## Extract to read
Spain planning to built dreadnoughts according to the magazine Mitteilungen aus dem Gebiete des Seewesens dated 1912 No. 10

Espana-class

An item reported that the Spanish parliament (the Cortes) intended to approve the program for a further increase of the fleet [Plan de la Segunda Escuadra] including the building of a 27.000 tons battleship and several smaller vessels and submarines partly to be built at Cadiz and Bilbao. The project battleship was to be of the dreadnought type and to be named Reina Victoria.(1) She was to be laid down immediately after the planned launching on February of the Alfonso XIII.(2)

Notes
1. This must be the Reina Victoria Eugenia lead ship of her class with a displacement of 21.000 tons, a machinery consisting of 4 turbines allowing a speed of 21 knots and an armament of 4x2-34,3cm/15” and 20-15,2cm/6” guns. Her sister ships were just mentioned as ‘B’ and ‘C’, all three to be built in England but due to the outbreak of the First World War and the British involvement never realized. The ships were to be laid down in 1914-1915 and to be completed around 1920. Design of Vickers-Armstrong and to be built by John Brown, Clydebank, Scotland. Probably would the Spanish dreadnought were lookalikes of their British opponents with 2 closely spaced funnels and super-firing gun turrets on the fore and aft ship as for instance the Queen-Elizabeth-class built between 1912-196.

## Exercise goal
Return the passage of the note on Spain's planned dreadnoughts from "An item reported" to "the Alfonso XIII.(2)", copied word for word.

## Information shown
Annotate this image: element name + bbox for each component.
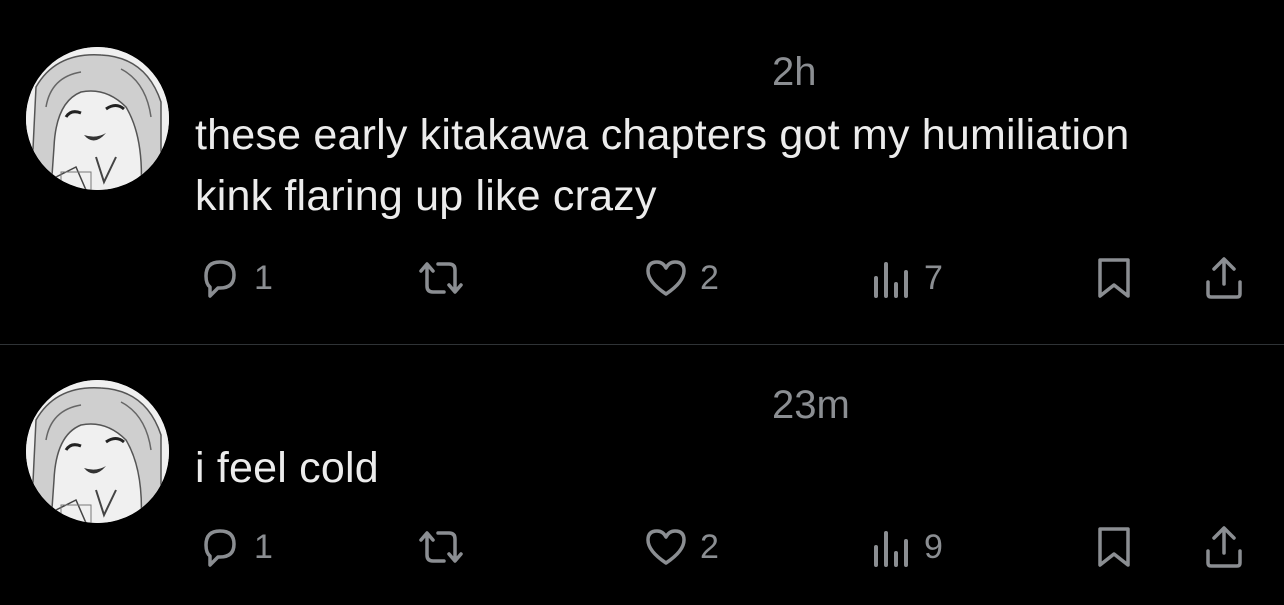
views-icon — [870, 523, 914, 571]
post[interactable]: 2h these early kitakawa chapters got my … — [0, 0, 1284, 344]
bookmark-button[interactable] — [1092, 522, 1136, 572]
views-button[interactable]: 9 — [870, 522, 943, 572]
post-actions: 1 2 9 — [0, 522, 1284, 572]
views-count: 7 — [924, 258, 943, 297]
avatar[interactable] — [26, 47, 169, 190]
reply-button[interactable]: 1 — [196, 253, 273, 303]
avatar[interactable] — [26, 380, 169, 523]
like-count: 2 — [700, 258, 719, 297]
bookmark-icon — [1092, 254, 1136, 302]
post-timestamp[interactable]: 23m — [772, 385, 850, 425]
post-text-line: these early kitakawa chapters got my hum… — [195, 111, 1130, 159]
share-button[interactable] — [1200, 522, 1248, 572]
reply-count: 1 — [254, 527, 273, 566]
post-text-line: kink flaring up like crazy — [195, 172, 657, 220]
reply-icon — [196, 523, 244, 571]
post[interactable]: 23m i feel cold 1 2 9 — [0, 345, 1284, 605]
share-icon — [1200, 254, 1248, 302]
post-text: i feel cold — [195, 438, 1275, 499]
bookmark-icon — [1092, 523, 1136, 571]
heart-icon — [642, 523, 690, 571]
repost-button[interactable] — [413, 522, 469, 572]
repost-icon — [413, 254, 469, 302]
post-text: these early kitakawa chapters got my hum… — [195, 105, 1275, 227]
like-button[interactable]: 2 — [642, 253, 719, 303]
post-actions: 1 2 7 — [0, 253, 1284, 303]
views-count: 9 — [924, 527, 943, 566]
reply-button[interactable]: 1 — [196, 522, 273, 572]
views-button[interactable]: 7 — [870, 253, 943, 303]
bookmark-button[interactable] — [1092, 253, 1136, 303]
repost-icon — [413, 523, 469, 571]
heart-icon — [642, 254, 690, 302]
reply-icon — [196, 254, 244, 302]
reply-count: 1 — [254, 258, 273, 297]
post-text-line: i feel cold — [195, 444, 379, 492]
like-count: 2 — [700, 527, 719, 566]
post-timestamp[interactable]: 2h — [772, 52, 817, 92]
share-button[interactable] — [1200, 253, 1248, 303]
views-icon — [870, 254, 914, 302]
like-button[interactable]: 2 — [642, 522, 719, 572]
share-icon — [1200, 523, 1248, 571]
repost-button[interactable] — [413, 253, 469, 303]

---

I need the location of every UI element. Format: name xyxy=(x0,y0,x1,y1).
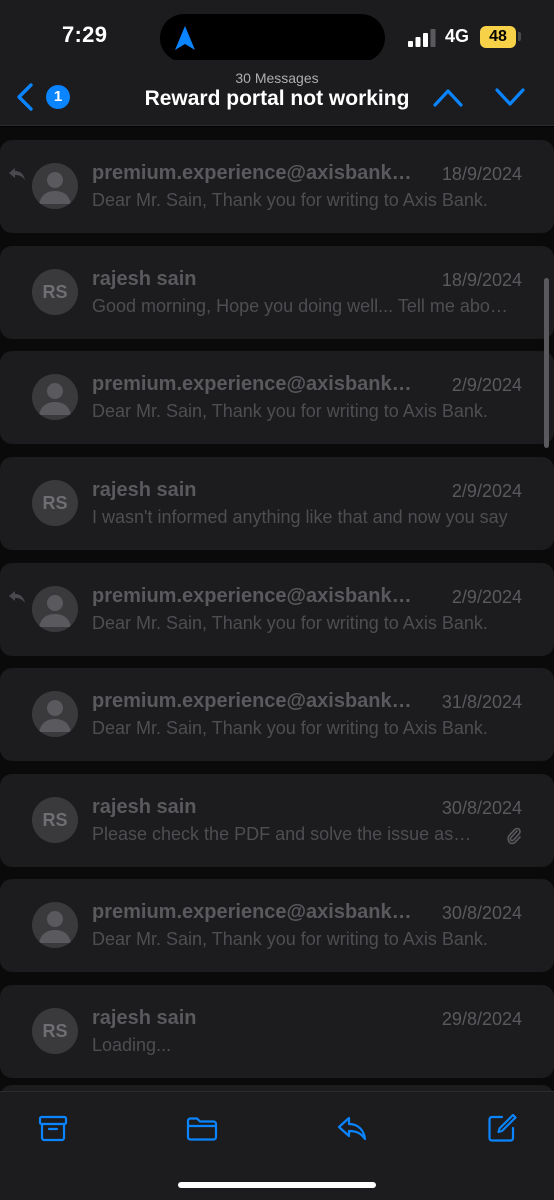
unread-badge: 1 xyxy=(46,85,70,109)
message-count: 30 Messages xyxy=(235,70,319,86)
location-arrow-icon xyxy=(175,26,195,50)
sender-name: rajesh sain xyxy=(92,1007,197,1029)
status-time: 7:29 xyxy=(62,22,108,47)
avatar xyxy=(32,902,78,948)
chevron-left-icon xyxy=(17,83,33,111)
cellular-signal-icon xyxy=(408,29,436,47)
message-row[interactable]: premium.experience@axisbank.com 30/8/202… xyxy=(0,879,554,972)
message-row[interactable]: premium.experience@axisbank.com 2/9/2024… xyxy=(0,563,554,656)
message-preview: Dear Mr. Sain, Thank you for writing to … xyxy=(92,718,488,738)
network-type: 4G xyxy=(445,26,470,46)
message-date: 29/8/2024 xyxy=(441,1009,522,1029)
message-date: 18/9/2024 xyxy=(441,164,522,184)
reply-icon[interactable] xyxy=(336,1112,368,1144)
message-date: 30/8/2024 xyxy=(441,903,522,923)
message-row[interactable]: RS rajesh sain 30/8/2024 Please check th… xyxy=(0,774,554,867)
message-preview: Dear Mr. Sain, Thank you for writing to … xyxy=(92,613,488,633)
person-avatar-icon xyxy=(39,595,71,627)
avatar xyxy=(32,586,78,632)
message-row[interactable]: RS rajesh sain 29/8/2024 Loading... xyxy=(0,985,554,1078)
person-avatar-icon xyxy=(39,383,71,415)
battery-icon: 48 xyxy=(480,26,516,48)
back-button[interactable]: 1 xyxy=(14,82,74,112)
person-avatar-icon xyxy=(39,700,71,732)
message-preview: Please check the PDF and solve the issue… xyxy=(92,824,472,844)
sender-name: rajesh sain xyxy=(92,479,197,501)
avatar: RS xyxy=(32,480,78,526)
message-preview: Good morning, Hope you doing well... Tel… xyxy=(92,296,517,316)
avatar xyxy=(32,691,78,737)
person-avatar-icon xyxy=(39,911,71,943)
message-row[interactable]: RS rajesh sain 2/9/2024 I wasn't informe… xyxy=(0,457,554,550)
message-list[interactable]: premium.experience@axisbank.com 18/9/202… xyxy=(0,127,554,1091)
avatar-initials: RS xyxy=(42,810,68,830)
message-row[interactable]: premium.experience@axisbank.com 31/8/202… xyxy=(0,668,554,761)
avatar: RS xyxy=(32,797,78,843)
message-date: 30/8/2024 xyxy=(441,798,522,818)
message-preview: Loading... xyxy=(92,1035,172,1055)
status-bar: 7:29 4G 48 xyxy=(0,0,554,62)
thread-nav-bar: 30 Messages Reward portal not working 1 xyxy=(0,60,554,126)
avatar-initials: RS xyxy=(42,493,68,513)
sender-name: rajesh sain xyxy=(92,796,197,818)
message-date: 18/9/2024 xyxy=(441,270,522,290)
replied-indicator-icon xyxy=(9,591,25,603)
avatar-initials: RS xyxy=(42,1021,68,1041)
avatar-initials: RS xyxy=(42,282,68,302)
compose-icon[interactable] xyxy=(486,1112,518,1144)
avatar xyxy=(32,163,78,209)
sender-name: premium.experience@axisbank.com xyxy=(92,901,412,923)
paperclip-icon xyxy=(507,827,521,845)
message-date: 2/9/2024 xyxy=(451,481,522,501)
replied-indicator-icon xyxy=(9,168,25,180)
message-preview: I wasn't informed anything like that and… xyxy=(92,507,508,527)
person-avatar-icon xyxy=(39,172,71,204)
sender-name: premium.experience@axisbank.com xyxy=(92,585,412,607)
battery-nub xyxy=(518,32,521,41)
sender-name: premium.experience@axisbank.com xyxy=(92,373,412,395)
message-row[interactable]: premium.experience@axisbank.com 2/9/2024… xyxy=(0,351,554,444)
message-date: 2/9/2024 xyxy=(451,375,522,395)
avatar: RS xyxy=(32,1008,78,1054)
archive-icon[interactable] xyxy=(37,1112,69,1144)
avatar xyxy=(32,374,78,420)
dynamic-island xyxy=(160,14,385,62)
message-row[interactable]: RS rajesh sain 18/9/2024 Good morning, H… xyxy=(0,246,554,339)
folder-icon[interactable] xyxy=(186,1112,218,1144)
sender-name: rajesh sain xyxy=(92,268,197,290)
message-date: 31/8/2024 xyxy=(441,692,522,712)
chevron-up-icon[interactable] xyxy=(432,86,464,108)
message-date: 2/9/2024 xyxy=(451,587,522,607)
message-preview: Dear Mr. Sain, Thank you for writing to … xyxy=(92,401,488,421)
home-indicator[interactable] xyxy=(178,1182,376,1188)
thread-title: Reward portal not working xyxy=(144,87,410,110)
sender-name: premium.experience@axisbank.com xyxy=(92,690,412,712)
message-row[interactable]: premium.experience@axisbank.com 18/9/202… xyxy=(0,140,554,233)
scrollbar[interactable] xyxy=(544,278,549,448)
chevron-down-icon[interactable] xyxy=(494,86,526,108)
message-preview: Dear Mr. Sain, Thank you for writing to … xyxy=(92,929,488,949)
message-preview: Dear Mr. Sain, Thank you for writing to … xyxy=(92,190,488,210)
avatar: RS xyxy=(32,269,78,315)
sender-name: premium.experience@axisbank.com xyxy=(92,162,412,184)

## Answer to the task
An item reported that the Spanish parliament (the Cortes) intended to approve the program for a further increase of the fleet [Plan de la Segunda Escuadra] including the building of a 27.000 tons battleship and several smaller vessels and submarines partly to be built at Cadiz and Bilbao. The project battleship was to be of the dreadnought type and to be named Reina Victoria.(1) She was to be laid down immediately after the planned launching on February of the Alfonso XIII.(2)